**Provided text**

Russian vets battle for benefits
| MOSCOW
Valentin Zmirlov commanded a Red Army tank-busting regiment through four harrowing years of World War II. He says he was happy to retire with the comprehensive, yet modest, benefits granted to a Soviet war veteran.
But today, Mr. Zmirlov is leading his downtown Moscow veterans' association into a different sort of battle. Russia's powerful war vets are at the head of a growing grass-roots challenge to President Vladimir Putin's plans to overhaul the country's Soviet-era pension and welfare systems.
"We were deceived," says the gray-haired retired general, who stands ramrod-straight, proudly displaying his war medals.
"Just a few months ago, we reelected the parliament and the president, and nobody said a word about abolishing our benefits. All the veterans I know are very angry about this."
A draft law, passed in first reading by the pro-Kremlin majority in the State Duma last Friday, would replace a bewildering array of benefits with simple cash payments. These services and subsidies are a key source of aid to some 40 million mostly elderly or disabled Russians.
Among the privileges to be cancelled are free public transport and telephone service, subsidized medicines and sanitarium treatments, state-provided wheelchairs and prosthetics, and a host of other Soviet-era benefits provided to millions of pensioners, veterans, disabled people, single mothers, and Arctic-dwellers.
Supporters of the law argue that the reform is a long overdue measure that will slash waste, target benefits where they are needed, and enable tax reductions.
"This reform is dictated by the logic of modernization," says Konstantin Simonov, director of the independent Center for Current Politics in Moscow. "It's another matter that the government is going about implementing in an inept way."
The Kremlin has ordered the Duma to postpone its summer recess in order to push the controversial, 600-page law through the required three readings by early August.
Reform proponents say the old system was a godsend for corrupt officials, who would charge the state for services to the needy they never delivered. Millions of rural pensioners lack any access to telephone service, public transport, or subsidized pharmacies, and thus are unable to enjoy the supposed privileges at all, they add.

**Activity**
Please explain, based on the article about Russian veterans' benefits, why the retired general says "We were deceived."

**Supplied material**
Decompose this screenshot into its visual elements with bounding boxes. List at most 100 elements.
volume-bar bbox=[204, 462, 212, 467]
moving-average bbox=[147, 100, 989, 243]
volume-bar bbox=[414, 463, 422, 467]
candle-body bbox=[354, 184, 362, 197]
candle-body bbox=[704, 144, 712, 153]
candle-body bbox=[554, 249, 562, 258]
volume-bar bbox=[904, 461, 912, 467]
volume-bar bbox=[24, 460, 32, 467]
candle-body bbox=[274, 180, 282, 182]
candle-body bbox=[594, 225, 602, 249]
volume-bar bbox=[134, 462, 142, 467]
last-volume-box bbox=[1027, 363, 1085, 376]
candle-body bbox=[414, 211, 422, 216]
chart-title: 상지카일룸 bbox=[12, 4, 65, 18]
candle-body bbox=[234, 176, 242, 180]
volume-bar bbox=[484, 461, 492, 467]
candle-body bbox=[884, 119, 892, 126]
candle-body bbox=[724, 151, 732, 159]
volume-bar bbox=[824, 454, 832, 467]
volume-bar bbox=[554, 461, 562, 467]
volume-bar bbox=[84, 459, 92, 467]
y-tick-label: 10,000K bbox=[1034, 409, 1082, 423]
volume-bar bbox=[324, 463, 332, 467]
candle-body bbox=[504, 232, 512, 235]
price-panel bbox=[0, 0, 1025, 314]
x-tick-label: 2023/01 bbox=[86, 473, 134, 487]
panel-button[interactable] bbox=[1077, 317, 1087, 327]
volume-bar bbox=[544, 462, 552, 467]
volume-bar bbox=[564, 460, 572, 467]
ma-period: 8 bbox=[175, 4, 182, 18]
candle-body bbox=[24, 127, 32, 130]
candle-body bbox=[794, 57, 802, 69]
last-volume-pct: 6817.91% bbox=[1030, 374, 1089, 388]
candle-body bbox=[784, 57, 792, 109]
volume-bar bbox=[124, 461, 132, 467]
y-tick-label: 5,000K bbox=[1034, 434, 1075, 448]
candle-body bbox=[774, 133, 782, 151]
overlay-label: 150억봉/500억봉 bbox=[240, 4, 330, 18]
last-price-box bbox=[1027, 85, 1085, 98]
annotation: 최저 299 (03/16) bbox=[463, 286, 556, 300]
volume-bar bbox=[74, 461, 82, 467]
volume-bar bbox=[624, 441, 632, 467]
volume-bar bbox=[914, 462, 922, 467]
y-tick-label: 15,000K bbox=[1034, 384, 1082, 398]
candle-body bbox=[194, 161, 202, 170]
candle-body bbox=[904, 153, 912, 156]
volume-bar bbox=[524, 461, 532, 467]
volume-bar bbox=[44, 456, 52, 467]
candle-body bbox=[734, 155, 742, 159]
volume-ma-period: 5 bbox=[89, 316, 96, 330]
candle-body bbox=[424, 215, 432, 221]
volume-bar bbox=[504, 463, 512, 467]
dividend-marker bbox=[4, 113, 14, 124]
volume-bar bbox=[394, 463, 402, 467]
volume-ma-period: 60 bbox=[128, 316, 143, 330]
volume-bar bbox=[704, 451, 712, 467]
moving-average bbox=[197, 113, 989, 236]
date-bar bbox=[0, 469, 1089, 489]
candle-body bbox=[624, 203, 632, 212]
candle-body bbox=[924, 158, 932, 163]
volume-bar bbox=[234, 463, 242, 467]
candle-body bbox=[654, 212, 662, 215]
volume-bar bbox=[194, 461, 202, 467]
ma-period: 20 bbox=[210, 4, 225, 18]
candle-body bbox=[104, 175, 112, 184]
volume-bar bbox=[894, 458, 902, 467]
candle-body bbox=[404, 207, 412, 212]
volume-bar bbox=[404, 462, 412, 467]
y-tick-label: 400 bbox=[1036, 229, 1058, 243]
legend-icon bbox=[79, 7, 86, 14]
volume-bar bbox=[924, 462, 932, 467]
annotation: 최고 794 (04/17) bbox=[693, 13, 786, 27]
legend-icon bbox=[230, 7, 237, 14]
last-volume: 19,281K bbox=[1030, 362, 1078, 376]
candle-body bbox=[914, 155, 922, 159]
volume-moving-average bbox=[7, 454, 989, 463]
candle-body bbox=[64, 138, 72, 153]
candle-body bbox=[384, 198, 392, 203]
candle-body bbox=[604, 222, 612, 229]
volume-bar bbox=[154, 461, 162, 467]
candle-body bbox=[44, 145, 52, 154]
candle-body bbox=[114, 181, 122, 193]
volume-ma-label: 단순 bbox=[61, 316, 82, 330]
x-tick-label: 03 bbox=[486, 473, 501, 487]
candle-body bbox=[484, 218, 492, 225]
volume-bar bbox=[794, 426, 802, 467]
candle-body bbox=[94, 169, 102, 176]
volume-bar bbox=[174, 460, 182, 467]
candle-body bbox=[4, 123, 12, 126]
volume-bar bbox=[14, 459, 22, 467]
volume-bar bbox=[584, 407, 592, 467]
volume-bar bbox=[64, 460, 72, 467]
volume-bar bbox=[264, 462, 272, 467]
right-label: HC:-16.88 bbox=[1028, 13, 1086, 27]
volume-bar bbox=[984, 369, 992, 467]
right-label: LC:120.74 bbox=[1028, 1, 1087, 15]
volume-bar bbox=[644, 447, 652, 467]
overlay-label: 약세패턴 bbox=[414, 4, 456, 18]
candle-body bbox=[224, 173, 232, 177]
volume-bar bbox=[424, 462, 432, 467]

**Answer to this problem**
Only a few months earlier, the veterans had reelected the parliament and the president, and nobody mentioned abolishing their benefits at the time.